**EXERCISE OBJECTIVE:** Scan the records and identify every line in which the string "lower" occurs, then return those lines.

**INPUT:**
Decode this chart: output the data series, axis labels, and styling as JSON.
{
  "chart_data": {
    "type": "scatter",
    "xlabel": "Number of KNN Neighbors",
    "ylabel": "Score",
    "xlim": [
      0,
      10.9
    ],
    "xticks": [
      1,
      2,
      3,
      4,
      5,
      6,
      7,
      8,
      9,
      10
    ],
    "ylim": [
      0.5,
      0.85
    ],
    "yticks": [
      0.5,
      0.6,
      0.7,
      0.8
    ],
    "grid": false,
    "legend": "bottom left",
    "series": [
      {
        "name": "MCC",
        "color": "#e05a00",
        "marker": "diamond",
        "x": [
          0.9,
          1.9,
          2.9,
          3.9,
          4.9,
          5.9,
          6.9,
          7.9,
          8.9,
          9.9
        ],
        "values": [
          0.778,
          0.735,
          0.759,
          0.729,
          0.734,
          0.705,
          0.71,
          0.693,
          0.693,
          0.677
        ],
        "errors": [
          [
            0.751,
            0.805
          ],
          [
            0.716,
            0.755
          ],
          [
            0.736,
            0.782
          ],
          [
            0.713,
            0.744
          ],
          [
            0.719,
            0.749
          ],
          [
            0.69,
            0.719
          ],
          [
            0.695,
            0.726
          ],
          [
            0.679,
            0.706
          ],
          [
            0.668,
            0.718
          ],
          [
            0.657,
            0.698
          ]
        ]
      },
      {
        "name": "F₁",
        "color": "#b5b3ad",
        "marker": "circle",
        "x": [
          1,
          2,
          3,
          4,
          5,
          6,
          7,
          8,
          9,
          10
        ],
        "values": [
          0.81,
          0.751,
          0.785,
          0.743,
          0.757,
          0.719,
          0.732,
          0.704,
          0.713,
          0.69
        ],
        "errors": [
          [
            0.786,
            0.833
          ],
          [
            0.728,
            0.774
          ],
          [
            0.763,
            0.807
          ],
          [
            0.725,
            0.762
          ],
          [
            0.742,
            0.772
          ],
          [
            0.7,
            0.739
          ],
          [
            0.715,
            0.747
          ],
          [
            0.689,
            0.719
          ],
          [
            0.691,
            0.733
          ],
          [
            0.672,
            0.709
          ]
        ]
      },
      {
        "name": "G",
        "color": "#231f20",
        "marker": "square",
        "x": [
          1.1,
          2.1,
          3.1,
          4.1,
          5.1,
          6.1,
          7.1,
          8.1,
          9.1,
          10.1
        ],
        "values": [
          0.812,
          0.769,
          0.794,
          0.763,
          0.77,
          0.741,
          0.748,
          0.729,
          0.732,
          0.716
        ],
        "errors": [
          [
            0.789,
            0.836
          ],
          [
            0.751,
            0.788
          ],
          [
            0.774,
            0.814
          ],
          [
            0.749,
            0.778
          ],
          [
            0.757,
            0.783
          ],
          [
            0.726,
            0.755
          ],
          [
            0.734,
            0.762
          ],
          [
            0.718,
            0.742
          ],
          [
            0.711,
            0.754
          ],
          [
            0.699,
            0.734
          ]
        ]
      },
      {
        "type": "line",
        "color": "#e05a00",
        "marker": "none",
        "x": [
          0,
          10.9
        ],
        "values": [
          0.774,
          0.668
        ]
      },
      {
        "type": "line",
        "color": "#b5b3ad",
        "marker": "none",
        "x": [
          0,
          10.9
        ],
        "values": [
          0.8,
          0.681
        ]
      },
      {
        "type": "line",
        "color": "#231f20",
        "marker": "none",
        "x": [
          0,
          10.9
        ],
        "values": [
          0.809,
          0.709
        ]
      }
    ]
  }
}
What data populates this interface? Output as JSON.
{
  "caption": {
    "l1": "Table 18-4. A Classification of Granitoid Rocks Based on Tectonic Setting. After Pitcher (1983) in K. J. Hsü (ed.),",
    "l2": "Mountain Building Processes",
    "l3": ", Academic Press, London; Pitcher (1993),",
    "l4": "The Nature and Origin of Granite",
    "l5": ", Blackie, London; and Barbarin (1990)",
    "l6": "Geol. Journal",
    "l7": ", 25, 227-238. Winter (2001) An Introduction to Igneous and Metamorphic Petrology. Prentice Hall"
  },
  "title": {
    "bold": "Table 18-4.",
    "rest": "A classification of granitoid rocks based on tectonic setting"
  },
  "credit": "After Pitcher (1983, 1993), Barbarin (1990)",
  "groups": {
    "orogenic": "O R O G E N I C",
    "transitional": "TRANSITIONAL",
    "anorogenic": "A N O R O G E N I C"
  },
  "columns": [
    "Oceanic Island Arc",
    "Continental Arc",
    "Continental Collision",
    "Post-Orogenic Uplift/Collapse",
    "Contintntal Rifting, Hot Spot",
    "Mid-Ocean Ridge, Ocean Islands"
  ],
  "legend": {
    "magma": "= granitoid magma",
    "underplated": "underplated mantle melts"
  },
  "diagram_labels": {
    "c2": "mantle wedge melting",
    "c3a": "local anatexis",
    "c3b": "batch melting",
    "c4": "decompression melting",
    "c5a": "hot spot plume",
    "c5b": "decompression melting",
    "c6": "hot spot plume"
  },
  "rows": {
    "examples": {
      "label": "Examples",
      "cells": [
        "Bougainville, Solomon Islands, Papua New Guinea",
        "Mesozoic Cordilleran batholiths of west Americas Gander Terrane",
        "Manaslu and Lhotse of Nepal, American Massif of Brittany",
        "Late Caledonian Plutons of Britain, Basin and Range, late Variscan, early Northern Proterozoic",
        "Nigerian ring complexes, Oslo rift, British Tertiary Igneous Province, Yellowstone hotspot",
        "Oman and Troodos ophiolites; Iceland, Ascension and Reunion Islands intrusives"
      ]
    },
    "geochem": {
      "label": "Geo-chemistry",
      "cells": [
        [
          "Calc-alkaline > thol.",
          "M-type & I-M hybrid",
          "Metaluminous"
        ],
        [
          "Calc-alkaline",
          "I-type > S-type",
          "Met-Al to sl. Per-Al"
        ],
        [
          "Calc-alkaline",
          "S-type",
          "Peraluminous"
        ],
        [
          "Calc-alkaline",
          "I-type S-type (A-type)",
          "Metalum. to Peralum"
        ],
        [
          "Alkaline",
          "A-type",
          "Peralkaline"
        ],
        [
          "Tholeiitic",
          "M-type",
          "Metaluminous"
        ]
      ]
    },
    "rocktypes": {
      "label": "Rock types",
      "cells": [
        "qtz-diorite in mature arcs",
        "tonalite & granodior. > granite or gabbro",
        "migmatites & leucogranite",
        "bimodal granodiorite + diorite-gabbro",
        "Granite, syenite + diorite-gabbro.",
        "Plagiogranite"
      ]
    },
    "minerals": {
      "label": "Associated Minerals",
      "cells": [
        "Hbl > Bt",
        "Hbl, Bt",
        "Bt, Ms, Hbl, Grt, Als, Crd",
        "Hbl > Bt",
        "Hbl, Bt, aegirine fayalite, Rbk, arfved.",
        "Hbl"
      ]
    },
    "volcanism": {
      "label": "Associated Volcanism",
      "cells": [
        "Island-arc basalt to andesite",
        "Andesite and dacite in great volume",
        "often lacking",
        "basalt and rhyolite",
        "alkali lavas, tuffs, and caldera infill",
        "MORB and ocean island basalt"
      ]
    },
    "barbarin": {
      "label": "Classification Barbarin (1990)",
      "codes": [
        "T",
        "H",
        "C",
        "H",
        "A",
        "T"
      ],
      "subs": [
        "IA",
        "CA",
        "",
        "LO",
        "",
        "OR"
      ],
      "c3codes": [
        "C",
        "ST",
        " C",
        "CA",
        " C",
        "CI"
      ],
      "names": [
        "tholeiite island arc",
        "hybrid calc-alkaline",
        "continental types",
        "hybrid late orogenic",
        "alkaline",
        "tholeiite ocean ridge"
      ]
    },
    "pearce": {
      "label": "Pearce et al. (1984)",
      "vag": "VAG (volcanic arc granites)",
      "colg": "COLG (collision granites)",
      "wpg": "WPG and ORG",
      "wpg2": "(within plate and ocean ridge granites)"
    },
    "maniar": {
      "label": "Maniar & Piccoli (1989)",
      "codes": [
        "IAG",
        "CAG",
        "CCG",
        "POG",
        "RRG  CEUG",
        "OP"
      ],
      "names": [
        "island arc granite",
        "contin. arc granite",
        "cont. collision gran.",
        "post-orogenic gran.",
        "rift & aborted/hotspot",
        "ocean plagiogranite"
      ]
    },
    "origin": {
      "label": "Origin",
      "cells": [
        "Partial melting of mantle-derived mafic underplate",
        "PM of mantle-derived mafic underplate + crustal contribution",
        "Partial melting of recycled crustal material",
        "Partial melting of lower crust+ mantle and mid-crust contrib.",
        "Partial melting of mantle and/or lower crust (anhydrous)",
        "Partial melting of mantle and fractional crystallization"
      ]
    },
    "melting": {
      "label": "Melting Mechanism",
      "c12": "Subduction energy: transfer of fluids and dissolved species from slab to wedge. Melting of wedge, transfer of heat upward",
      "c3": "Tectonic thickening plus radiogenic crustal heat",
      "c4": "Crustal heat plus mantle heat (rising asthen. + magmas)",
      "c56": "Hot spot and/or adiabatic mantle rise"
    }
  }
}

**OUTPUT FOR THIS EXERCISE:**
        "Partial melting of lower crust+ mantle and mid-crust contrib.",
        "Partial melting of mantle and/or lower crust (anhydrous)",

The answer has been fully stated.